- AIM OF THE EXERCISE:
Return each line in the entries below that contains the string "legend".

_ _ _ _ _

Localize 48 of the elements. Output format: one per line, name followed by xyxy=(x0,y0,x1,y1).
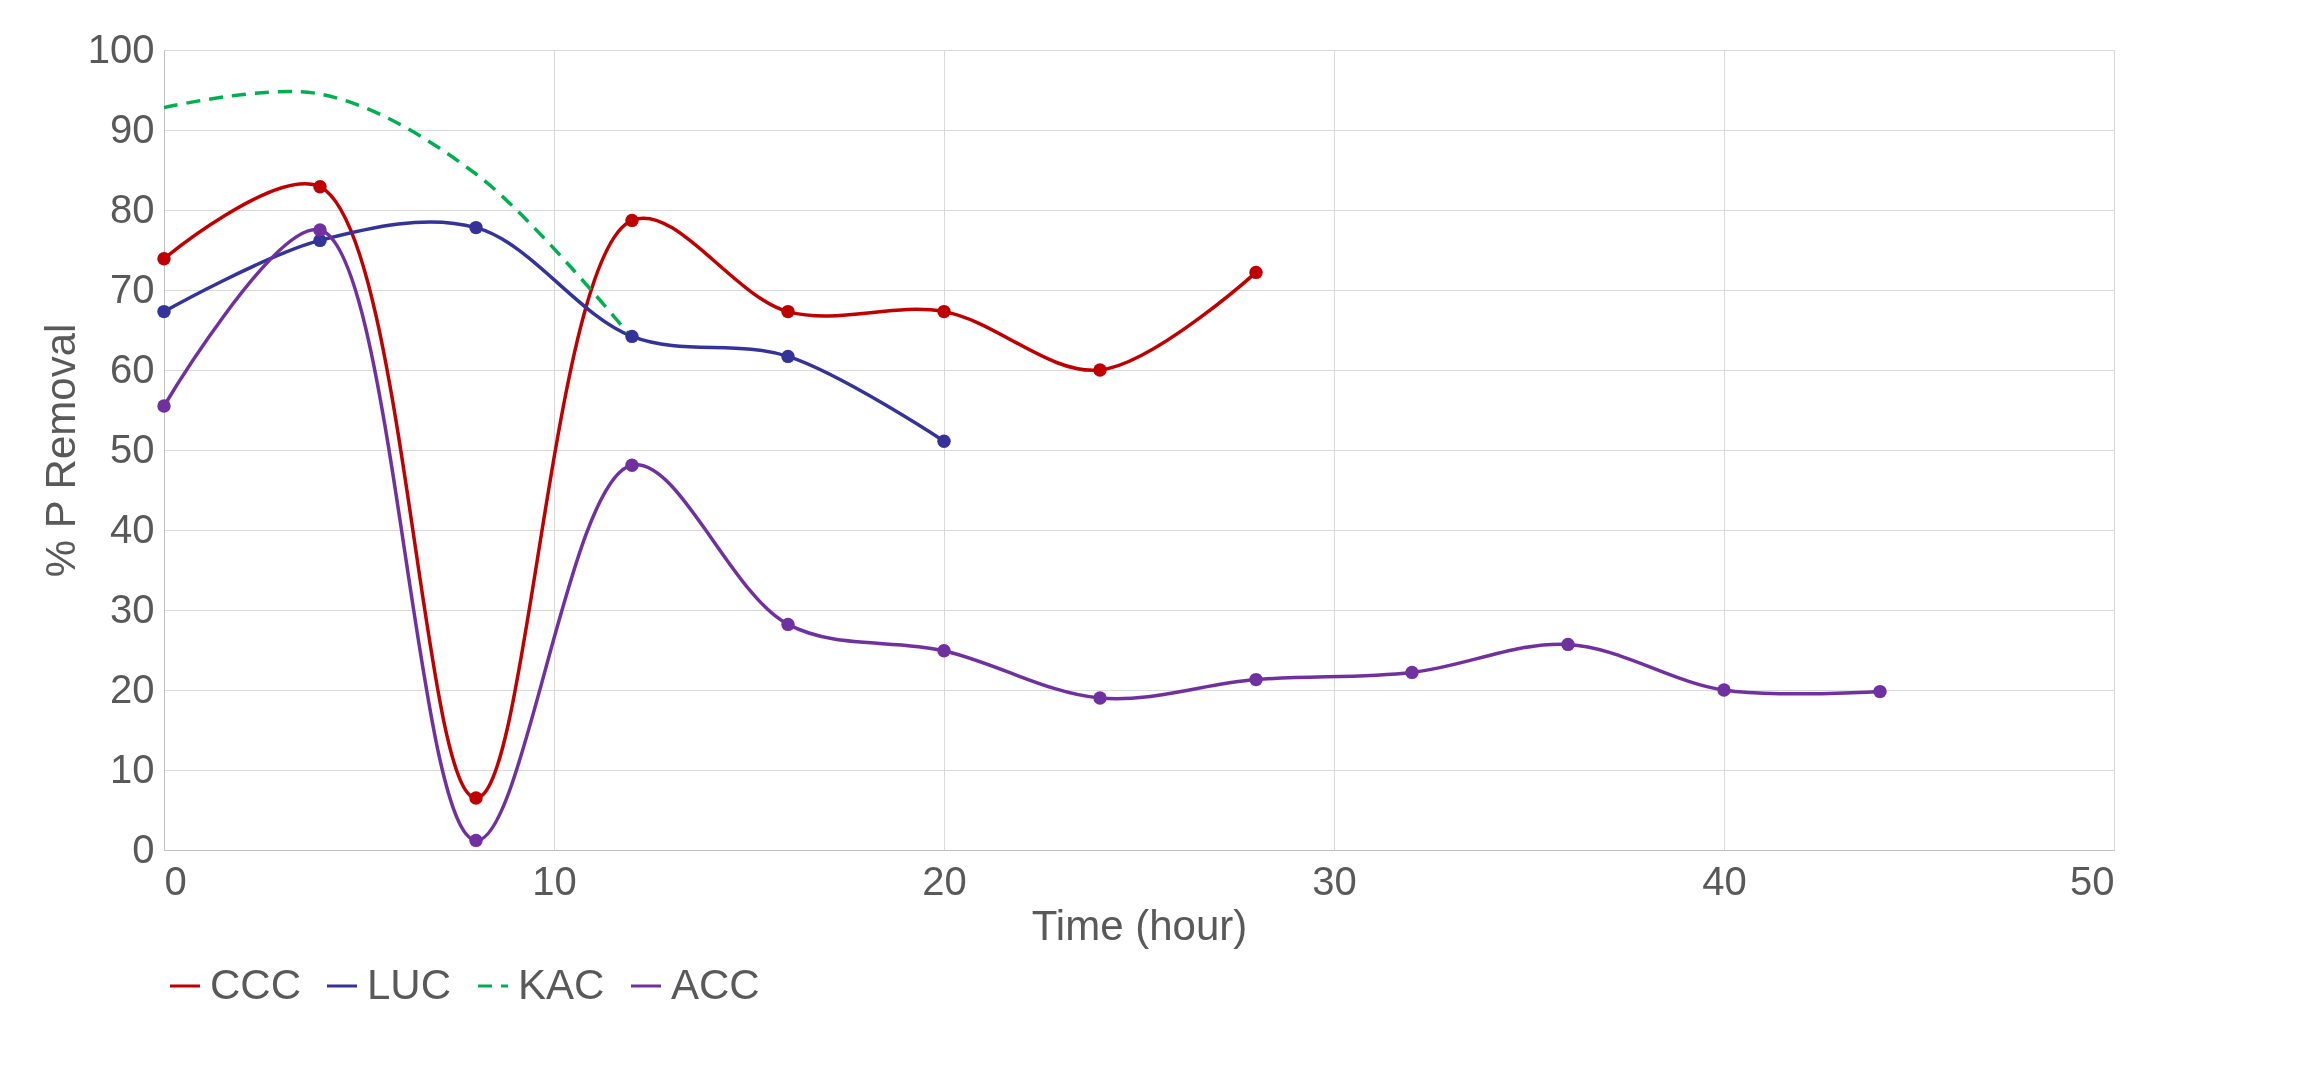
point xyxy=(1249,265,1263,280)
legend-label: LUC xyxy=(367,961,452,1008)
y-tick-label: 90 xyxy=(110,106,155,151)
point xyxy=(781,617,795,632)
x-tick-label: 0 xyxy=(164,858,187,903)
y-tick-label: 100 xyxy=(87,26,155,71)
y-tick-label: 80 xyxy=(110,186,155,231)
point xyxy=(937,434,951,448)
point xyxy=(625,458,639,472)
x-tick-label: 40 xyxy=(1702,858,1747,903)
legend-label: ACC xyxy=(671,961,760,1008)
point xyxy=(937,304,951,319)
y-axis-title: % P Removal xyxy=(36,323,84,578)
y-tick-label: 60 xyxy=(110,346,155,391)
point xyxy=(157,304,171,319)
point xyxy=(1093,691,1107,705)
x-tick-label: 10 xyxy=(532,858,577,903)
point xyxy=(1561,637,1575,652)
point xyxy=(1717,683,1731,697)
y-tick-label: 0 xyxy=(132,826,155,871)
point xyxy=(1405,665,1419,680)
y-tick-label: 10 xyxy=(110,746,155,791)
y-tick-label: 50 xyxy=(110,426,155,471)
point xyxy=(1873,684,1887,699)
x-tick-label: 50 xyxy=(2070,858,2115,903)
point xyxy=(781,349,795,364)
point xyxy=(313,223,327,237)
x-tick-label: 20 xyxy=(922,858,967,903)
y-tick-label: 70 xyxy=(110,266,155,311)
y-tick-label: 40 xyxy=(110,506,155,551)
point xyxy=(781,304,795,319)
y-tick-label: 20 xyxy=(110,666,155,711)
point xyxy=(937,644,951,658)
point xyxy=(1093,363,1107,377)
point xyxy=(469,791,483,805)
point xyxy=(469,220,483,235)
legend-label: KAC xyxy=(518,961,605,1008)
legend-label: CCC xyxy=(210,961,301,1008)
point xyxy=(625,213,639,228)
point xyxy=(157,399,171,413)
point xyxy=(157,252,171,266)
point xyxy=(313,180,327,194)
point xyxy=(625,329,639,344)
point xyxy=(1249,672,1263,687)
y-tick-label: 30 xyxy=(110,586,155,631)
x-axis-title: Time (hour) xyxy=(1031,901,1248,949)
point xyxy=(469,833,483,848)
x-tick-label: 30 xyxy=(1312,858,1357,903)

_ _ _ _ _

- ANSWER TO THE EXERCISE:
legend-label: LUC xyxy=(367,961,452,1008)
legend-label: ACC xyxy=(671,961,760,1008)
legend-label: KAC xyxy=(518,961,605,1008)
legend-label: CCC xyxy=(210,961,301,1008)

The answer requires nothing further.